## WORK TO BE COMPLETED
Within the data that follows, how many lines carry the string "Independence"? Give the number alone.
━━━━━ DATA PROVIDED ━━━━━
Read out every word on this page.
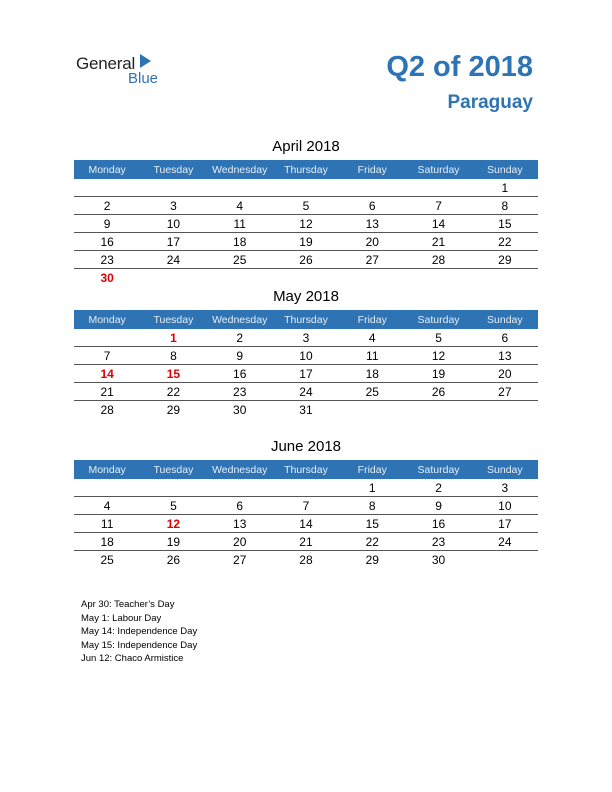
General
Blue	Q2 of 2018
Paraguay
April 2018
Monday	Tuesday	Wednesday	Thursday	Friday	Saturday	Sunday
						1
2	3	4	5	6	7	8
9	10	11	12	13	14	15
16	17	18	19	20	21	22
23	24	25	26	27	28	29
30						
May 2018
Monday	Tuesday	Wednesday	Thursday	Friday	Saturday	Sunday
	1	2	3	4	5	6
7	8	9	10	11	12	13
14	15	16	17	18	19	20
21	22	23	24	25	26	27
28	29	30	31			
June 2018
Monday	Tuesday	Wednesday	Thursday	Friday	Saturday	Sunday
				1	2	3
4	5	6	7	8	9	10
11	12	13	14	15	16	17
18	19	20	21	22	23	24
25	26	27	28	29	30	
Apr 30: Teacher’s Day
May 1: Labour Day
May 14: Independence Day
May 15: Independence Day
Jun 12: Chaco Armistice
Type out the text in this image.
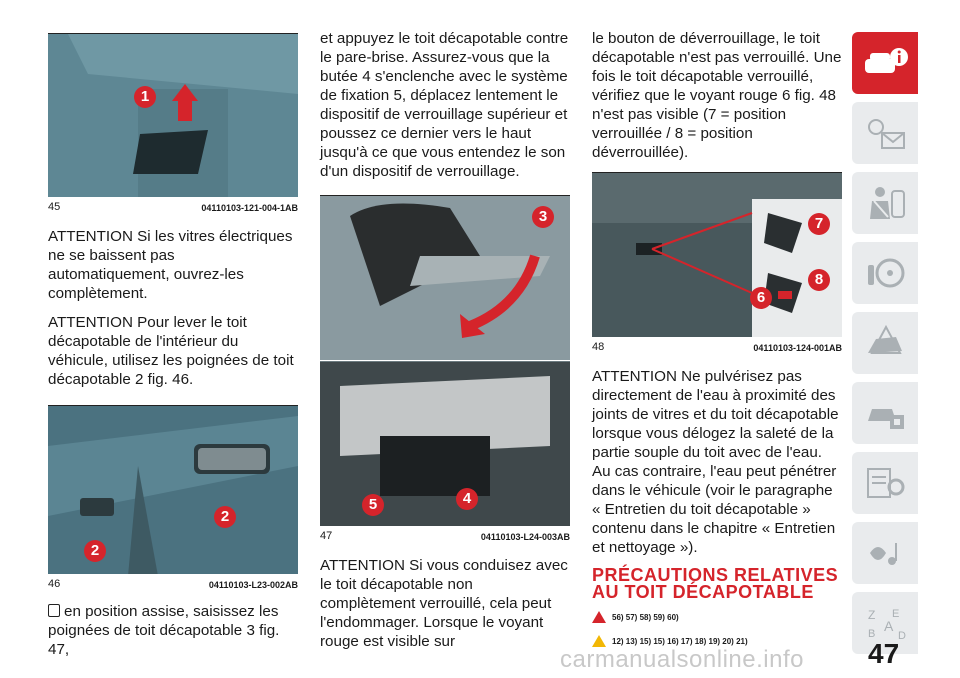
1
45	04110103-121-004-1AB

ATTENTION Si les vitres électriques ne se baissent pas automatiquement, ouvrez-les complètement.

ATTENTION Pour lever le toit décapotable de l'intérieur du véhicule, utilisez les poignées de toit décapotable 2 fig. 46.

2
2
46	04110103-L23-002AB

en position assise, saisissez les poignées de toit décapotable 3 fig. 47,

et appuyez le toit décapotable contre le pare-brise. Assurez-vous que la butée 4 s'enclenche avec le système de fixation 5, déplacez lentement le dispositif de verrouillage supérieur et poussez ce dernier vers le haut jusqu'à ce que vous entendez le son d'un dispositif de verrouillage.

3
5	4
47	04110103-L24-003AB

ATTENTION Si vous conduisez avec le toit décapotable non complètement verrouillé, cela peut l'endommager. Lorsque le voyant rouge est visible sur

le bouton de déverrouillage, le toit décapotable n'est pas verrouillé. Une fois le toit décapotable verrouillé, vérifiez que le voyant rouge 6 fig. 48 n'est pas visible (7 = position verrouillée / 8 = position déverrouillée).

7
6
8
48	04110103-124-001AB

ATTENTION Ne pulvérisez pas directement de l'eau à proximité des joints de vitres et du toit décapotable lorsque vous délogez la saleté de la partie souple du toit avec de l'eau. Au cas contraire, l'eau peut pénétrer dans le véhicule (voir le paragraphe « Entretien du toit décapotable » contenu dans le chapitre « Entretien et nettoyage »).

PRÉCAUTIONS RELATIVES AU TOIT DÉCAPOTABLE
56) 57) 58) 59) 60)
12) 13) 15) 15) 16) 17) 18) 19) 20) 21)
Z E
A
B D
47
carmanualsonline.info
━━━━━
## OUTPUT
2